Items from a dataset:
>>
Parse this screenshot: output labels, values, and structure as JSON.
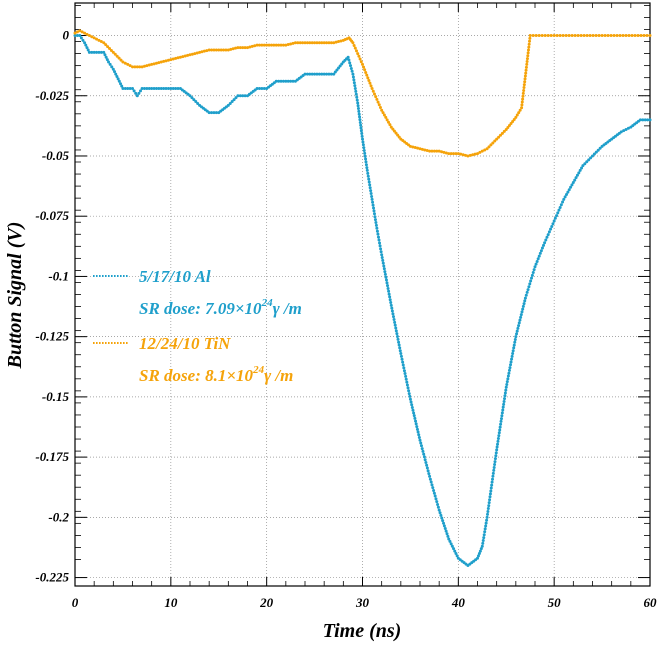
{
  "chart_data": {
    "type": "scatter",
    "title": "",
    "xlabel": "Time (ns)",
    "ylabel": "Button Signal (V)",
    "xlim": [
      0,
      60
    ],
    "ylim": [
      -0.2285,
      0.0135
    ],
    "grid": true,
    "legend_placement": "middle-left",
    "x_ticks": [
      0,
      10,
      20,
      30,
      40,
      50,
      60
    ],
    "x_tick_labels": [
      "0",
      "10",
      "20",
      "30",
      "40",
      "50",
      "60"
    ],
    "y_ticks": [
      0,
      -0.025,
      -0.05,
      -0.075,
      -0.1,
      -0.125,
      -0.15,
      -0.175,
      -0.2,
      -0.225
    ],
    "y_tick_labels": [
      "0",
      "-0.025",
      "-0.05",
      "-0.075",
      "-0.1",
      "-0.125",
      "-0.15",
      "-0.175",
      "-0.2",
      "-0.225"
    ],
    "series": [
      {
        "name": "5/17/10 Al",
        "dose_prefix": "SR dose: 7.09×10",
        "dose_exp": "24",
        "dose_suffix": "γ /m",
        "color": "#1f9fcb",
        "points": [
          [
            0,
            0
          ],
          [
            0.5,
            0
          ],
          [
            1,
            -0.003
          ],
          [
            1.5,
            -0.007
          ],
          [
            2,
            -0.007
          ],
          [
            3,
            -0.007
          ],
          [
            3.5,
            -0.011
          ],
          [
            4,
            -0.014
          ],
          [
            4.5,
            -0.018
          ],
          [
            5,
            -0.022
          ],
          [
            6,
            -0.022
          ],
          [
            6.5,
            -0.025
          ],
          [
            7,
            -0.022
          ],
          [
            8,
            -0.022
          ],
          [
            9,
            -0.022
          ],
          [
            10,
            -0.022
          ],
          [
            11,
            -0.022
          ],
          [
            12,
            -0.025
          ],
          [
            13,
            -0.029
          ],
          [
            14,
            -0.032
          ],
          [
            15,
            -0.032
          ],
          [
            16,
            -0.029
          ],
          [
            17,
            -0.025
          ],
          [
            18,
            -0.025
          ],
          [
            19,
            -0.022
          ],
          [
            20,
            -0.022
          ],
          [
            21,
            -0.019
          ],
          [
            22,
            -0.019
          ],
          [
            23,
            -0.019
          ],
          [
            24,
            -0.016
          ],
          [
            25,
            -0.016
          ],
          [
            26,
            -0.016
          ],
          [
            27,
            -0.016
          ],
          [
            28,
            -0.011
          ],
          [
            28.5,
            -0.009
          ],
          [
            29,
            -0.016
          ],
          [
            29.5,
            -0.028
          ],
          [
            30,
            -0.043
          ],
          [
            30.5,
            -0.056
          ],
          [
            31,
            -0.068
          ],
          [
            31.5,
            -0.08
          ],
          [
            32,
            -0.091
          ],
          [
            33,
            -0.112
          ],
          [
            34,
            -0.132
          ],
          [
            35,
            -0.151
          ],
          [
            36,
            -0.168
          ],
          [
            37,
            -0.183
          ],
          [
            38,
            -0.197
          ],
          [
            39,
            -0.209
          ],
          [
            40,
            -0.217
          ],
          [
            41,
            -0.22
          ],
          [
            42,
            -0.217
          ],
          [
            42.5,
            -0.212
          ],
          [
            43,
            -0.2
          ],
          [
            44,
            -0.172
          ],
          [
            45,
            -0.146
          ],
          [
            46,
            -0.125
          ],
          [
            47,
            -0.109
          ],
          [
            48,
            -0.096
          ],
          [
            49,
            -0.086
          ],
          [
            50,
            -0.077
          ],
          [
            51,
            -0.068
          ],
          [
            52,
            -0.061
          ],
          [
            53,
            -0.054
          ],
          [
            54,
            -0.05
          ],
          [
            55,
            -0.046
          ],
          [
            56,
            -0.043
          ],
          [
            57,
            -0.04
          ],
          [
            58,
            -0.038
          ],
          [
            59,
            -0.035
          ],
          [
            60,
            -0.035
          ]
        ]
      },
      {
        "name": "12/24/10 TiN",
        "dose_prefix": "SR dose: 8.1×10",
        "dose_exp": "24",
        "dose_suffix": "γ /m",
        "color": "#f5a30a",
        "points": [
          [
            0,
            0.001
          ],
          [
            0.5,
            0.002
          ],
          [
            1,
            0.001
          ],
          [
            2,
            -0.001
          ],
          [
            3,
            -0.003
          ],
          [
            4,
            -0.007
          ],
          [
            5,
            -0.011
          ],
          [
            6,
            -0.013
          ],
          [
            7,
            -0.013
          ],
          [
            8,
            -0.012
          ],
          [
            9,
            -0.011
          ],
          [
            10,
            -0.01
          ],
          [
            11,
            -0.009
          ],
          [
            12,
            -0.008
          ],
          [
            13,
            -0.007
          ],
          [
            14,
            -0.006
          ],
          [
            15,
            -0.006
          ],
          [
            16,
            -0.006
          ],
          [
            17,
            -0.005
          ],
          [
            18,
            -0.005
          ],
          [
            19,
            -0.004
          ],
          [
            20,
            -0.004
          ],
          [
            21,
            -0.004
          ],
          [
            22,
            -0.004
          ],
          [
            23,
            -0.003
          ],
          [
            24,
            -0.003
          ],
          [
            25,
            -0.003
          ],
          [
            26,
            -0.003
          ],
          [
            27,
            -0.003
          ],
          [
            28,
            -0.002
          ],
          [
            28.6,
            -0.001
          ],
          [
            29,
            -0.003
          ],
          [
            30,
            -0.012
          ],
          [
            31,
            -0.022
          ],
          [
            32,
            -0.031
          ],
          [
            33,
            -0.038
          ],
          [
            34,
            -0.043
          ],
          [
            35,
            -0.046
          ],
          [
            36,
            -0.047
          ],
          [
            37,
            -0.048
          ],
          [
            38,
            -0.048
          ],
          [
            39,
            -0.049
          ],
          [
            40,
            -0.049
          ],
          [
            41,
            -0.05
          ],
          [
            42,
            -0.049
          ],
          [
            43,
            -0.047
          ],
          [
            44,
            -0.043
          ],
          [
            45,
            -0.039
          ],
          [
            46,
            -0.034
          ],
          [
            46.6,
            -0.03
          ],
          [
            47.5,
            0
          ],
          [
            50,
            0
          ],
          [
            55,
            0
          ],
          [
            60,
            0
          ]
        ]
      }
    ]
  }
}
<<
* GIVEN EXERCISE
Omit the pictures. Output every record above word for word.

* COMPLETE OUTPUT
Parse this screenshot: output labels, values, and structure as JSON.
{
  "chart_data": {
    "type": "scatter",
    "title": "",
    "xlabel": "Time (ns)",
    "ylabel": "Button Signal (V)",
    "xlim": [
      0,
      60
    ],
    "ylim": [
      -0.2285,
      0.0135
    ],
    "grid": true,
    "legend_placement": "middle-left",
    "x_ticks": [
      0,
      10,
      20,
      30,
      40,
      50,
      60
    ],
    "x_tick_labels": [
      "0",
      "10",
      "20",
      "30",
      "40",
      "50",
      "60"
    ],
    "y_ticks": [
      0,
      -0.025,
      -0.05,
      -0.075,
      -0.1,
      -0.125,
      -0.15,
      -0.175,
      -0.2,
      -0.225
    ],
    "y_tick_labels": [
      "0",
      "-0.025",
      "-0.05",
      "-0.075",
      "-0.1",
      "-0.125",
      "-0.15",
      "-0.175",
      "-0.2",
      "-0.225"
    ],
    "series": [
      {
        "name": "5/17/10 Al",
        "dose_prefix": "SR dose: 7.09×10",
        "dose_exp": "24",
        "dose_suffix": "γ /m",
        "color": "#1f9fcb",
        "points": [
          [
            0,
            0
          ],
          [
            0.5,
            0
          ],
          [
            1,
            -0.003
          ],
          [
            1.5,
            -0.007
          ],
          [
            2,
            -0.007
          ],
          [
            3,
            -0.007
          ],
          [
            3.5,
            -0.011
          ],
          [
            4,
            -0.014
          ],
          [
            4.5,
            -0.018
          ],
          [
            5,
            -0.022
          ],
          [
            6,
            -0.022
          ],
          [
            6.5,
            -0.025
          ],
          [
            7,
            -0.022
          ],
          [
            8,
            -0.022
          ],
          [
            9,
            -0.022
          ],
          [
            10,
            -0.022
          ],
          [
            11,
            -0.022
          ],
          [
            12,
            -0.025
          ],
          [
            13,
            -0.029
          ],
          [
            14,
            -0.032
          ],
          [
            15,
            -0.032
          ],
          [
            16,
            -0.029
          ],
          [
            17,
            -0.025
          ],
          [
            18,
            -0.025
          ],
          [
            19,
            -0.022
          ],
          [
            20,
            -0.022
          ],
          [
            21,
            -0.019
          ],
          [
            22,
            -0.019
          ],
          [
            23,
            -0.019
          ],
          [
            24,
            -0.016
          ],
          [
            25,
            -0.016
          ],
          [
            26,
            -0.016
          ],
          [
            27,
            -0.016
          ],
          [
            28,
            -0.011
          ],
          [
            28.5,
            -0.009
          ],
          [
            29,
            -0.016
          ],
          [
            29.5,
            -0.028
          ],
          [
            30,
            -0.043
          ],
          [
            30.5,
            -0.056
          ],
          [
            31,
            -0.068
          ],
          [
            31.5,
            -0.08
          ],
          [
            32,
            -0.091
          ],
          [
            33,
            -0.112
          ],
          [
            34,
            -0.132
          ],
          [
            35,
            -0.151
          ],
          [
            36,
            -0.168
          ],
          [
            37,
            -0.183
          ],
          [
            38,
            -0.197
          ],
          [
            39,
            -0.209
          ],
          [
            40,
            -0.217
          ],
          [
            41,
            -0.22
          ],
          [
            42,
            -0.217
          ],
          [
            42.5,
            -0.212
          ],
          [
            43,
            -0.2
          ],
          [
            44,
            -0.172
          ],
          [
            45,
            -0.146
          ],
          [
            46,
            -0.125
          ],
          [
            47,
            -0.109
          ],
          [
            48,
            -0.096
          ],
          [
            49,
            -0.086
          ],
          [
            50,
            -0.077
          ],
          [
            51,
            -0.068
          ],
          [
            52,
            -0.061
          ],
          [
            53,
            -0.054
          ],
          [
            54,
            -0.05
          ],
          [
            55,
            -0.046
          ],
          [
            56,
            -0.043
          ],
          [
            57,
            -0.04
          ],
          [
            58,
            -0.038
          ],
          [
            59,
            -0.035
          ],
          [
            60,
            -0.035
          ]
        ]
      },
      {
        "name": "12/24/10 TiN",
        "dose_prefix": "SR dose: 8.1×10",
        "dose_exp": "24",
        "dose_suffix": "γ /m",
        "color": "#f5a30a",
        "points": [
          [
            0,
            0.001
          ],
          [
            0.5,
            0.002
          ],
          [
            1,
            0.001
          ],
          [
            2,
            -0.001
          ],
          [
            3,
            -0.003
          ],
          [
            4,
            -0.007
          ],
          [
            5,
            -0.011
          ],
          [
            6,
            -0.013
          ],
          [
            7,
            -0.013
          ],
          [
            8,
            -0.012
          ],
          [
            9,
            -0.011
          ],
          [
            10,
            -0.01
          ],
          [
            11,
            -0.009
          ],
          [
            12,
            -0.008
          ],
          [
            13,
            -0.007
          ],
          [
            14,
            -0.006
          ],
          [
            15,
            -0.006
          ],
          [
            16,
            -0.006
          ],
          [
            17,
            -0.005
          ],
          [
            18,
            -0.005
          ],
          [
            19,
            -0.004
          ],
          [
            20,
            -0.004
          ],
          [
            21,
            -0.004
          ],
          [
            22,
            -0.004
          ],
          [
            23,
            -0.003
          ],
          [
            24,
            -0.003
          ],
          [
            25,
            -0.003
          ],
          [
            26,
            -0.003
          ],
          [
            27,
            -0.003
          ],
          [
            28,
            -0.002
          ],
          [
            28.6,
            -0.001
          ],
          [
            29,
            -0.003
          ],
          [
            30,
            -0.012
          ],
          [
            31,
            -0.022
          ],
          [
            32,
            -0.031
          ],
          [
            33,
            -0.038
          ],
          [
            34,
            -0.043
          ],
          [
            35,
            -0.046
          ],
          [
            36,
            -0.047
          ],
          [
            37,
            -0.048
          ],
          [
            38,
            -0.048
          ],
          [
            39,
            -0.049
          ],
          [
            40,
            -0.049
          ],
          [
            41,
            -0.05
          ],
          [
            42,
            -0.049
          ],
          [
            43,
            -0.047
          ],
          [
            44,
            -0.043
          ],
          [
            45,
            -0.039
          ],
          [
            46,
            -0.034
          ],
          [
            46.6,
            -0.03
          ],
          [
            47.5,
            0
          ],
          [
            50,
            0
          ],
          [
            55,
            0
          ],
          [
            60,
            0
          ]
        ]
      }
    ]
  }
}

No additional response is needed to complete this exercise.